++++ RAW DATA

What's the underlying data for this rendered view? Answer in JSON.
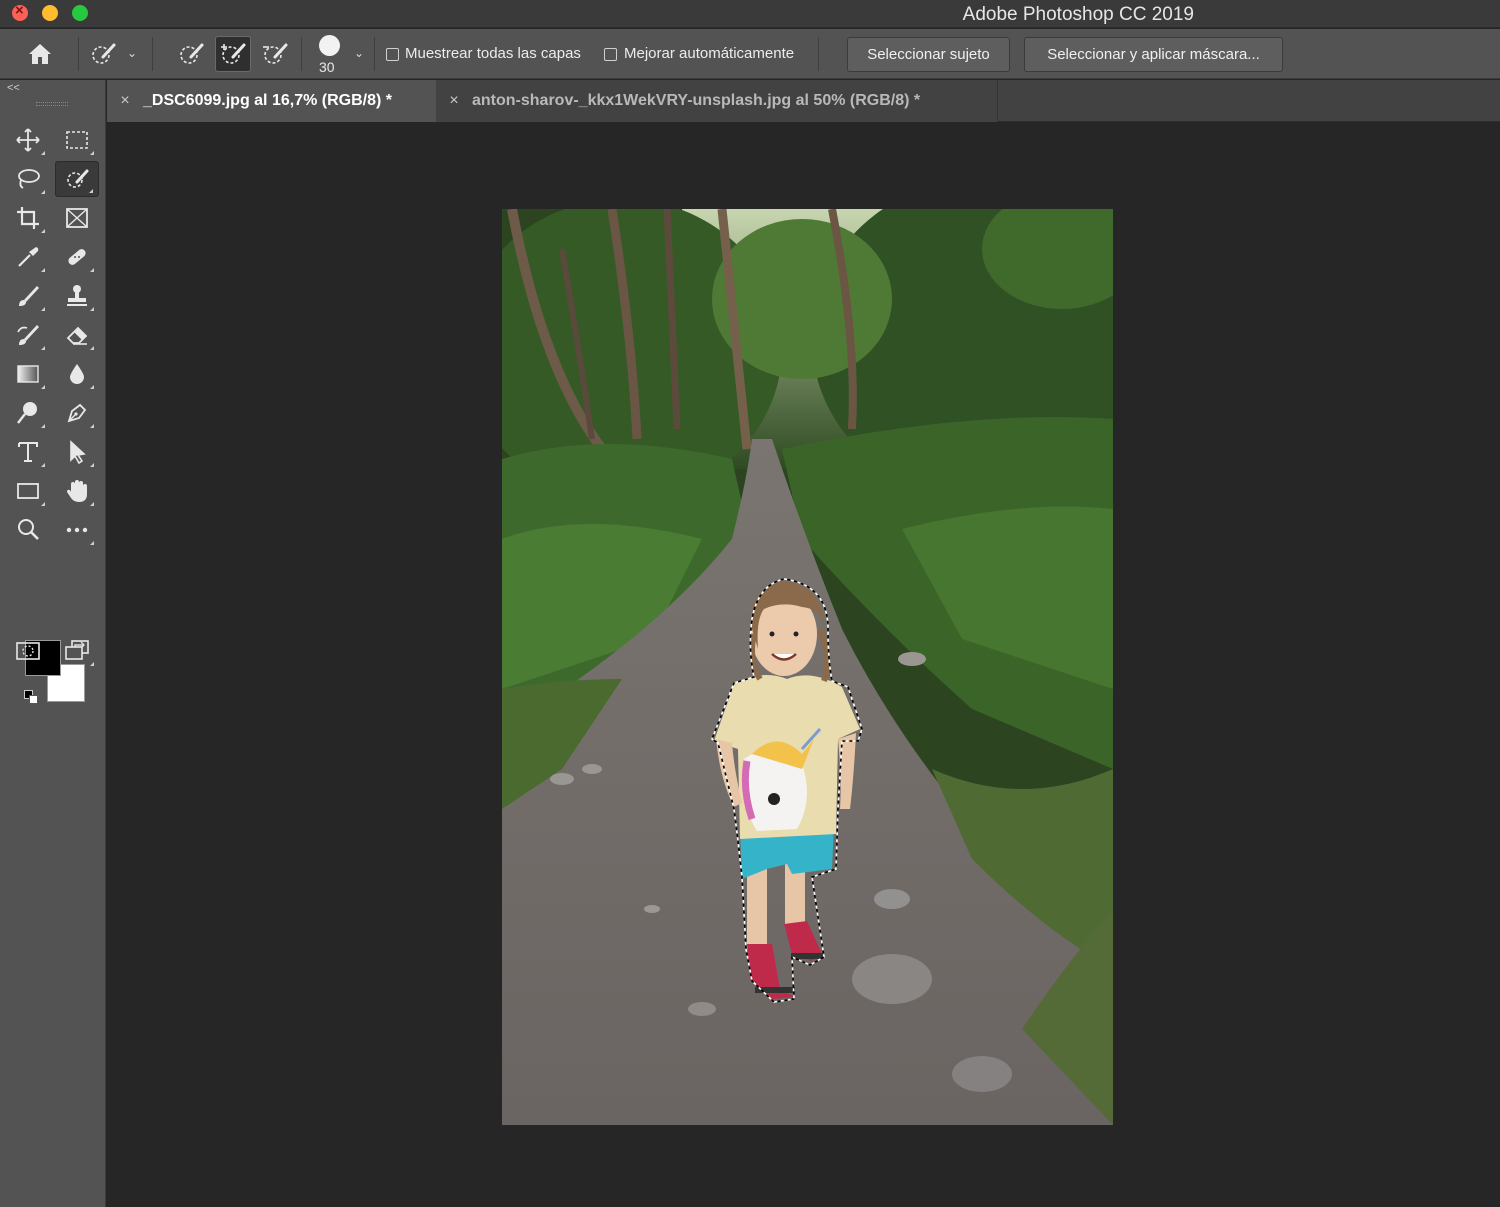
{
  "window": {
    "title": "Adobe Photoshop CC 2019",
    "traffic_lights": [
      "close",
      "minimize",
      "maximize"
    ]
  },
  "options_bar": {
    "home_icon": "home-icon",
    "tool_preset_icon": "quick-selection-icon",
    "brush_size": "30",
    "sample_all_layers_label": "Muestrear todas las capas",
    "sample_all_layers_checked": false,
    "auto_enhance_label": "Mejorar automáticamente",
    "auto_enhance_checked": false,
    "select_subject_label": "Seleccionar sujeto",
    "select_and_mask_label": "Seleccionar y aplicar máscara..."
  },
  "tabs": [
    {
      "label": "_DSC6099.jpg al 16,7% (RGB/8) *",
      "active": true
    },
    {
      "label": "anton-sharov-_kkx1WekVRY-unsplash.jpg al 50% (RGB/8) *",
      "active": false
    }
  ],
  "toolbar": {
    "collapse_label": "<<",
    "tools": [
      "move-tool",
      "rectangular-marquee-tool",
      "lasso-tool",
      "quick-selection-tool",
      "crop-tool",
      "frame-tool",
      "eyedropper-tool",
      "spot-healing-tool",
      "brush-tool",
      "clone-stamp-tool",
      "history-brush-tool",
      "eraser-tool",
      "gradient-tool",
      "blur-tool",
      "dodge-tool",
      "pen-tool",
      "type-tool",
      "path-selection-tool",
      "rectangle-tool",
      "hand-tool",
      "zoom-tool",
      "edit-toolbar"
    ],
    "foreground_color": "#000000",
    "background_color": "#ffffff"
  },
  "colors": {
    "panel": "#535353",
    "canvas_bg": "#262626",
    "titlebar": "#3a3a3a"
  }
}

++++++++

WHAT YOU HAVE TO DO -> Retype each record exactly as it stands, but do not include the pictures.

RIGHT ANSWER ->
What's the underlying data for this rendered view? Answer in JSON.
{
  "window": {
    "title": "Adobe Photoshop CC 2019",
    "traffic_lights": [
      "close",
      "minimize",
      "maximize"
    ]
  },
  "options_bar": {
    "home_icon": "home-icon",
    "tool_preset_icon": "quick-selection-icon",
    "brush_size": "30",
    "sample_all_layers_label": "Muestrear todas las capas",
    "sample_all_layers_checked": false,
    "auto_enhance_label": "Mejorar automáticamente",
    "auto_enhance_checked": false,
    "select_subject_label": "Seleccionar sujeto",
    "select_and_mask_label": "Seleccionar y aplicar máscara..."
  },
  "tabs": [
    {
      "label": "_DSC6099.jpg al 16,7% (RGB/8) *",
      "active": true
    },
    {
      "label": "anton-sharov-_kkx1WekVRY-unsplash.jpg al 50% (RGB/8) *",
      "active": false
    }
  ],
  "toolbar": {
    "collapse_label": "<<",
    "tools": [
      "move-tool",
      "rectangular-marquee-tool",
      "lasso-tool",
      "quick-selection-tool",
      "crop-tool",
      "frame-tool",
      "eyedropper-tool",
      "spot-healing-tool",
      "brush-tool",
      "clone-stamp-tool",
      "history-brush-tool",
      "eraser-tool",
      "gradient-tool",
      "blur-tool",
      "dodge-tool",
      "pen-tool",
      "type-tool",
      "path-selection-tool",
      "rectangle-tool",
      "hand-tool",
      "zoom-tool",
      "edit-toolbar"
    ],
    "foreground_color": "#000000",
    "background_color": "#ffffff"
  },
  "colors": {
    "panel": "#535353",
    "canvas_bg": "#262626",
    "titlebar": "#3a3a3a"
  }
}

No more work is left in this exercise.